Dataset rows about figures
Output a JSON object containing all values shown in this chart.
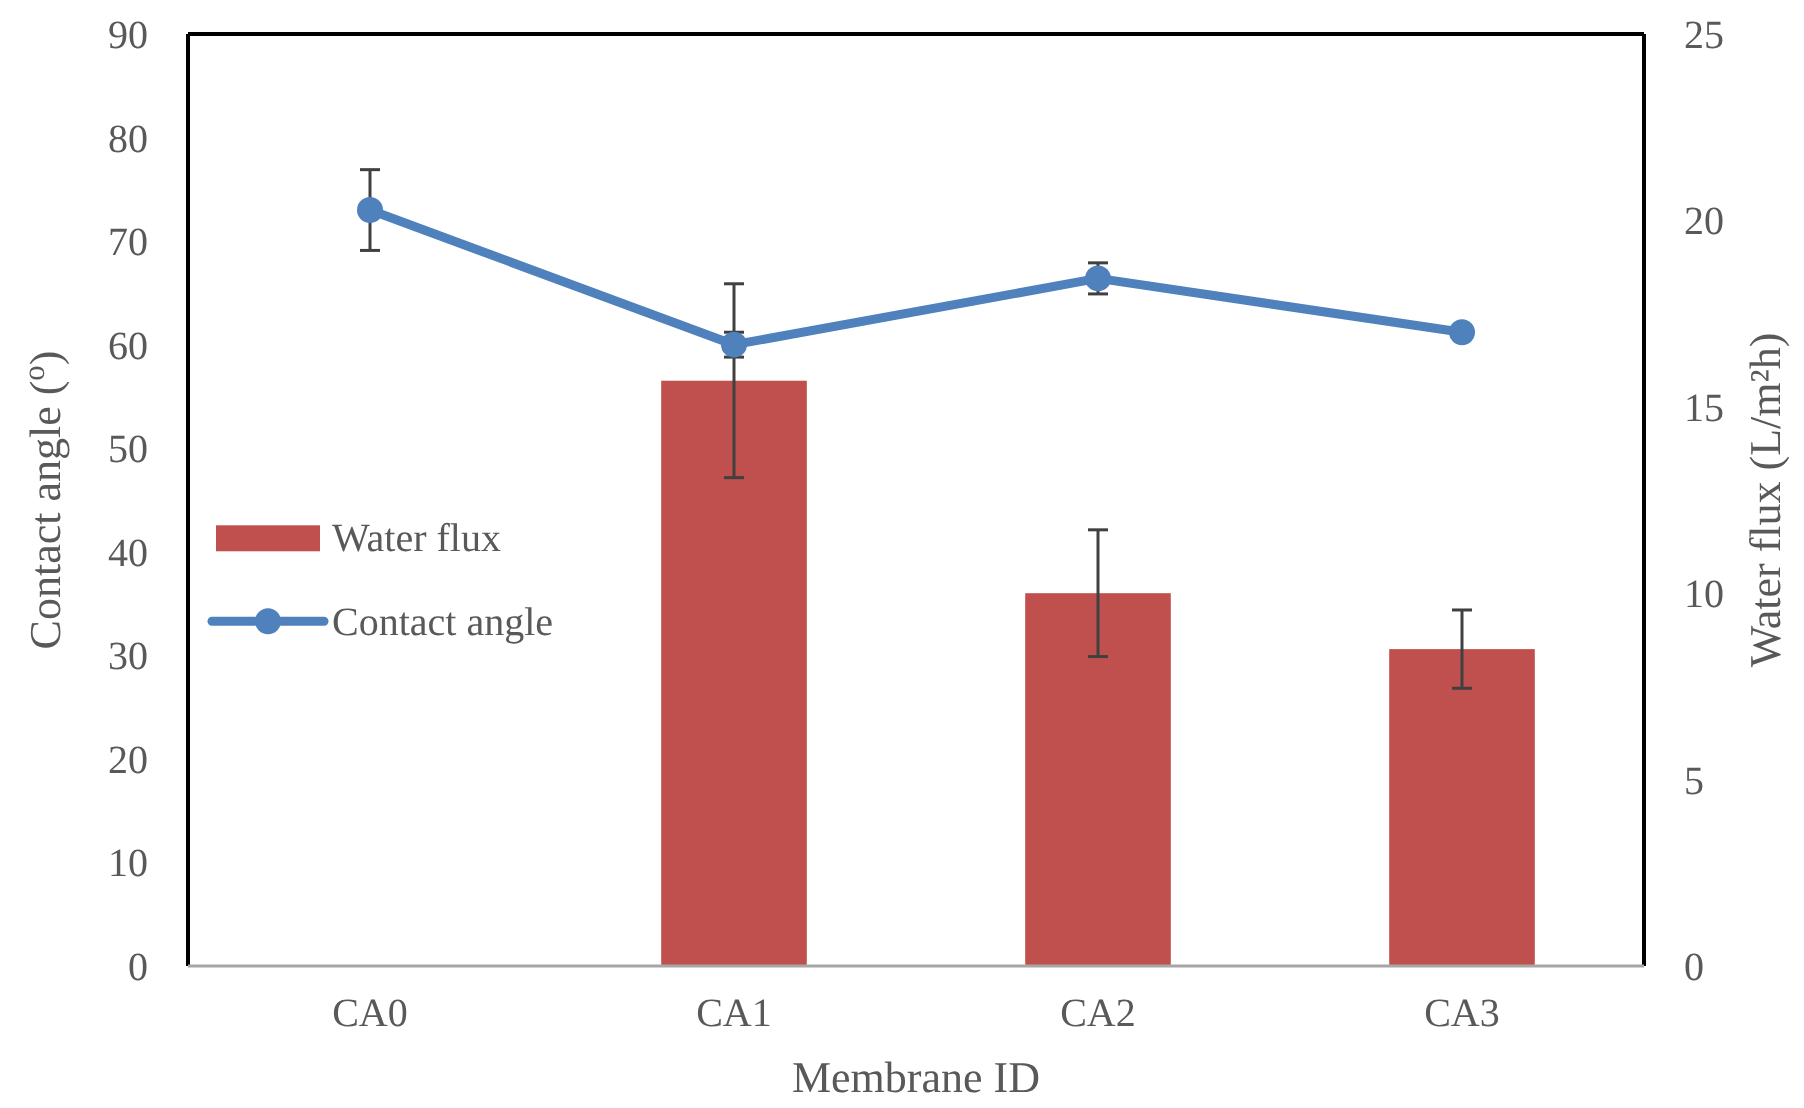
{
  "chart_data": {
    "type": "bar",
    "xlabel": "Membrane ID",
    "ylabel": "Contact angle ($^{o}$)",
    "y2label": "Water flux (L/m²h)",
    "categories": [
      "CA0",
      "CA1",
      "CA2",
      "CA3"
    ],
    "series": [
      {
        "name": "Water flux",
        "axis": "y2",
        "color": "#c0504d",
        "values": [
          0,
          15.7,
          10.0,
          8.5
        ],
        "errors": [
          null,
          2.6,
          1.7,
          1.05
        ]
      },
      {
        "name": "Contact angle",
        "type": "line",
        "color": "#4f81bd",
        "values": [
          73.0,
          60.0,
          66.4,
          61.2
        ],
        "errors": [
          3.9,
          1.2,
          1.5,
          null
        ]
      }
    ],
    "ylim": [
      0,
      90
    ],
    "yticks": [
      0,
      10,
      20,
      30,
      40,
      50,
      60,
      70,
      80,
      90
    ],
    "y2lim": [
      0,
      25
    ],
    "y2ticks": [
      0,
      5,
      10,
      15,
      20,
      25
    ],
    "legend": "left",
    "marker": "circle",
    "grid": false
  }
}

The task: Pictures stay out; repeat all the rest of the records exactly.

Right answer:
Output a JSON object containing all values shown in this chart.
{
  "chart_data": {
    "type": "bar",
    "xlabel": "Membrane ID",
    "ylabel": "Contact angle ($^{o}$)",
    "y2label": "Water flux (L/m²h)",
    "categories": [
      "CA0",
      "CA1",
      "CA2",
      "CA3"
    ],
    "series": [
      {
        "name": "Water flux",
        "axis": "y2",
        "color": "#c0504d",
        "values": [
          0,
          15.7,
          10.0,
          8.5
        ],
        "errors": [
          null,
          2.6,
          1.7,
          1.05
        ]
      },
      {
        "name": "Contact angle",
        "type": "line",
        "color": "#4f81bd",
        "values": [
          73.0,
          60.0,
          66.4,
          61.2
        ],
        "errors": [
          3.9,
          1.2,
          1.5,
          null
        ]
      }
    ],
    "ylim": [
      0,
      90
    ],
    "yticks": [
      0,
      10,
      20,
      30,
      40,
      50,
      60,
      70,
      80,
      90
    ],
    "y2lim": [
      0,
      25
    ],
    "y2ticks": [
      0,
      5,
      10,
      15,
      20,
      25
    ],
    "legend": "left",
    "marker": "circle",
    "grid": false
  }
}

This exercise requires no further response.